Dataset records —
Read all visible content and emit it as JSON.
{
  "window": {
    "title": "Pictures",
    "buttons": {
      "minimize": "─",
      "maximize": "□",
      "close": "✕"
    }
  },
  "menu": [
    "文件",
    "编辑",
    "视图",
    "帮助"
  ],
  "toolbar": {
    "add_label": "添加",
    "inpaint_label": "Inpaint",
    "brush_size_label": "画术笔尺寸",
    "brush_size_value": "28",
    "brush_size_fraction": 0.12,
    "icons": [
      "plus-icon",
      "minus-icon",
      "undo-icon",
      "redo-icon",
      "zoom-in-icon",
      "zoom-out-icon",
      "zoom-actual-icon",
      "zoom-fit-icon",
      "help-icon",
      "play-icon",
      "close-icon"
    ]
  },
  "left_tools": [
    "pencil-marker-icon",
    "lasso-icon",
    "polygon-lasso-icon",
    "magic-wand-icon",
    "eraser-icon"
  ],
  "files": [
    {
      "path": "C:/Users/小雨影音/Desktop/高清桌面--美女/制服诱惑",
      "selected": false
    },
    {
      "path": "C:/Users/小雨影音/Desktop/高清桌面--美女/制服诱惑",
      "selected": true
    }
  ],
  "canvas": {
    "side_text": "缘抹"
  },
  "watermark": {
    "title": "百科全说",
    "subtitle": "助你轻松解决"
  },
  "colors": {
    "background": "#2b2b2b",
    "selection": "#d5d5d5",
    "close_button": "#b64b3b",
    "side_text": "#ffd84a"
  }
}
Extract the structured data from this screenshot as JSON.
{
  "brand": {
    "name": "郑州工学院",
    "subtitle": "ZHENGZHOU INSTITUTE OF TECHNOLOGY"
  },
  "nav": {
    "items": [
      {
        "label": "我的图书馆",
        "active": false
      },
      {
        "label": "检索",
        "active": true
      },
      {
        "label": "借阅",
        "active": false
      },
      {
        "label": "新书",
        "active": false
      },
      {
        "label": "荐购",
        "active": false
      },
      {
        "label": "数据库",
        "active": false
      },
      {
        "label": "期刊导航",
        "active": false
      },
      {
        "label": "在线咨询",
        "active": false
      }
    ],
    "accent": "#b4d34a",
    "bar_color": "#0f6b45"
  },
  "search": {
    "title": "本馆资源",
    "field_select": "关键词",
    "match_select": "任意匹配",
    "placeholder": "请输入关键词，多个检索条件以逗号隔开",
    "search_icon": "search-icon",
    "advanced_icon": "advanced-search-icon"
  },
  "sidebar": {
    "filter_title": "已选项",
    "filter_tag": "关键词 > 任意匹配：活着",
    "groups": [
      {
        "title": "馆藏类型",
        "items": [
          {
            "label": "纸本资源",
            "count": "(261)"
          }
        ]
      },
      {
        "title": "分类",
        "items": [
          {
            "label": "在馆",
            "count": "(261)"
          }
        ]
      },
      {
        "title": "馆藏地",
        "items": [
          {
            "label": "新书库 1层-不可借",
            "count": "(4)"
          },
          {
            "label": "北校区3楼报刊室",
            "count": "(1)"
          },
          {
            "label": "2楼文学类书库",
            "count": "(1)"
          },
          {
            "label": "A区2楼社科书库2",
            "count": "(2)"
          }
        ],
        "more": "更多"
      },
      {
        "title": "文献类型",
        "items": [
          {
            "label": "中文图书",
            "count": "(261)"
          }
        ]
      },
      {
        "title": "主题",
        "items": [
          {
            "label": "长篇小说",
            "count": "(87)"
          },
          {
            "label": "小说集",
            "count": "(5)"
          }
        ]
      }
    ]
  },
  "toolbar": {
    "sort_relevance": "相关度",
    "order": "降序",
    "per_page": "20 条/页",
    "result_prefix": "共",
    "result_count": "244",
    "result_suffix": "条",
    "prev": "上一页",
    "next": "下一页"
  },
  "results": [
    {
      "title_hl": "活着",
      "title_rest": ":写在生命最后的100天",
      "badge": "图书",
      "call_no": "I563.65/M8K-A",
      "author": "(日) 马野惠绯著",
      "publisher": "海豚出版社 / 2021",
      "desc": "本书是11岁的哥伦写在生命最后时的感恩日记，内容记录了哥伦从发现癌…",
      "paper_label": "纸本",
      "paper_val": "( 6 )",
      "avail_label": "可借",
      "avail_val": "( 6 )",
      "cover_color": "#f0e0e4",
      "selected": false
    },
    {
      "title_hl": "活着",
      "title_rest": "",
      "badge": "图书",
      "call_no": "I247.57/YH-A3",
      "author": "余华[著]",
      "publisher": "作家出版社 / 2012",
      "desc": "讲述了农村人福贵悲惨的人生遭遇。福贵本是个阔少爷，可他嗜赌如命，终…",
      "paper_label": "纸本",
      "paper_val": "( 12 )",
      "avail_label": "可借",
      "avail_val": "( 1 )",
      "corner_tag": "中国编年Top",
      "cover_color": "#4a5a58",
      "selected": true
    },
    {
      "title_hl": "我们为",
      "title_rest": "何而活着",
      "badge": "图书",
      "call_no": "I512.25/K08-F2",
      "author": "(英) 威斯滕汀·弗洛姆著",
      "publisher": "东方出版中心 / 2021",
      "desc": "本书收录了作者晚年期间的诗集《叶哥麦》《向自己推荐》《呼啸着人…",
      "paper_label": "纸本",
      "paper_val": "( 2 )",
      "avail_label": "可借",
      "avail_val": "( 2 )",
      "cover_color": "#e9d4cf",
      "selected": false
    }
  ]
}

Exercise prompt —
Return the entries in full, keeping every line exactly as it is.

Finished exercise —
Read all visible content and emit it as JSON.
{
  "window": {
    "title": "Pictures",
    "buttons": {
      "minimize": "─",
      "maximize": "□",
      "close": "✕"
    }
  },
  "menu": [
    "文件",
    "编辑",
    "视图",
    "帮助"
  ],
  "toolbar": {
    "add_label": "添加",
    "inpaint_label": "Inpaint",
    "brush_size_label": "画术笔尺寸",
    "brush_size_value": "28",
    "brush_size_fraction": 0.12,
    "icons": [
      "plus-icon",
      "minus-icon",
      "undo-icon",
      "redo-icon",
      "zoom-in-icon",
      "zoom-out-icon",
      "zoom-actual-icon",
      "zoom-fit-icon",
      "help-icon",
      "play-icon",
      "close-icon"
    ]
  },
  "left_tools": [
    "pencil-marker-icon",
    "lasso-icon",
    "polygon-lasso-icon",
    "magic-wand-icon",
    "eraser-icon"
  ],
  "files": [
    {
      "path": "C:/Users/小雨影音/Desktop/高清桌面--美女/制服诱惑",
      "selected": false
    },
    {
      "path": "C:/Users/小雨影音/Desktop/高清桌面--美女/制服诱惑",
      "selected": true
    }
  ],
  "canvas": {
    "side_text": "缘抹"
  },
  "watermark": {
    "title": "百科全说",
    "subtitle": "助你轻松解决"
  },
  "colors": {
    "background": "#2b2b2b",
    "selection": "#d5d5d5",
    "close_button": "#b64b3b",
    "side_text": "#ffd84a"
  }
}
Extract the structured data from this screenshot as JSON.
{
  "brand": {
    "name": "郑州工学院",
    "subtitle": "ZHENGZHOU INSTITUTE OF TECHNOLOGY"
  },
  "nav": {
    "items": [
      {
        "label": "我的图书馆",
        "active": false
      },
      {
        "label": "检索",
        "active": true
      },
      {
        "label": "借阅",
        "active": false
      },
      {
        "label": "新书",
        "active": false
      },
      {
        "label": "荐购",
        "active": false
      },
      {
        "label": "数据库",
        "active": false
      },
      {
        "label": "期刊导航",
        "active": false
      },
      {
        "label": "在线咨询",
        "active": false
      }
    ],
    "accent": "#b4d34a",
    "bar_color": "#0f6b45"
  },
  "search": {
    "title": "本馆资源",
    "field_select": "关键词",
    "match_select": "任意匹配",
    "placeholder": "请输入关键词，多个检索条件以逗号隔开",
    "search_icon": "search-icon",
    "advanced_icon": "advanced-search-icon"
  },
  "sidebar": {
    "filter_title": "已选项",
    "filter_tag": "关键词 > 任意匹配：活着",
    "groups": [
      {
        "title": "馆藏类型",
        "items": [
          {
            "label": "纸本资源",
            "count": "(261)"
          }
        ]
      },
      {
        "title": "分类",
        "items": [
          {
            "label": "在馆",
            "count": "(261)"
          }
        ]
      },
      {
        "title": "馆藏地",
        "items": [
          {
            "label": "新书库 1层-不可借",
            "count": "(4)"
          },
          {
            "label": "北校区3楼报刊室",
            "count": "(1)"
          },
          {
            "label": "2楼文学类书库",
            "count": "(1)"
          },
          {
            "label": "A区2楼社科书库2",
            "count": "(2)"
          }
        ],
        "more": "更多"
      },
      {
        "title": "文献类型",
        "items": [
          {
            "label": "中文图书",
            "count": "(261)"
          }
        ]
      },
      {
        "title": "主题",
        "items": [
          {
            "label": "长篇小说",
            "count": "(87)"
          },
          {
            "label": "小说集",
            "count": "(5)"
          }
        ]
      }
    ]
  },
  "toolbar": {
    "sort_relevance": "相关度",
    "order": "降序",
    "per_page": "20 条/页",
    "result_prefix": "共",
    "result_count": "244",
    "result_suffix": "条",
    "prev": "上一页",
    "next": "下一页"
  },
  "results": [
    {
      "title_hl": "活着",
      "title_rest": ":写在生命最后的100天",
      "badge": "图书",
      "call_no": "I563.65/M8K-A",
      "author": "(日) 马野惠绯著",
      "publisher": "海豚出版社 / 2021",
      "desc": "本书是11岁的哥伦写在生命最后时的感恩日记，内容记录了哥伦从发现癌…",
      "paper_label": "纸本",
      "paper_val": "( 6 )",
      "avail_label": "可借",
      "avail_val": "( 6 )",
      "cover_color": "#f0e0e4",
      "selected": false
    },
    {
      "title_hl": "活着",
      "title_rest": "",
      "badge": "图书",
      "call_no": "I247.57/YH-A3",
      "author": "余华[著]",
      "publisher": "作家出版社 / 2012",
      "desc": "讲述了农村人福贵悲惨的人生遭遇。福贵本是个阔少爷，可他嗜赌如命，终…",
      "paper_label": "纸本",
      "paper_val": "( 12 )",
      "avail_label": "可借",
      "avail_val": "( 1 )",
      "corner_tag": "中国编年Top",
      "cover_color": "#4a5a58",
      "selected": true
    },
    {
      "title_hl": "我们为",
      "title_rest": "何而活着",
      "badge": "图书",
      "call_no": "I512.25/K08-F2",
      "author": "(英) 威斯滕汀·弗洛姆著",
      "publisher": "东方出版中心 / 2021",
      "desc": "本书收录了作者晚年期间的诗集《叶哥麦》《向自己推荐》《呼啸着人…",
      "paper_label": "纸本",
      "paper_val": "( 2 )",
      "avail_label": "可借",
      "avail_val": "( 2 )",
      "cover_color": "#e9d4cf",
      "selected": false
    }
  ]
}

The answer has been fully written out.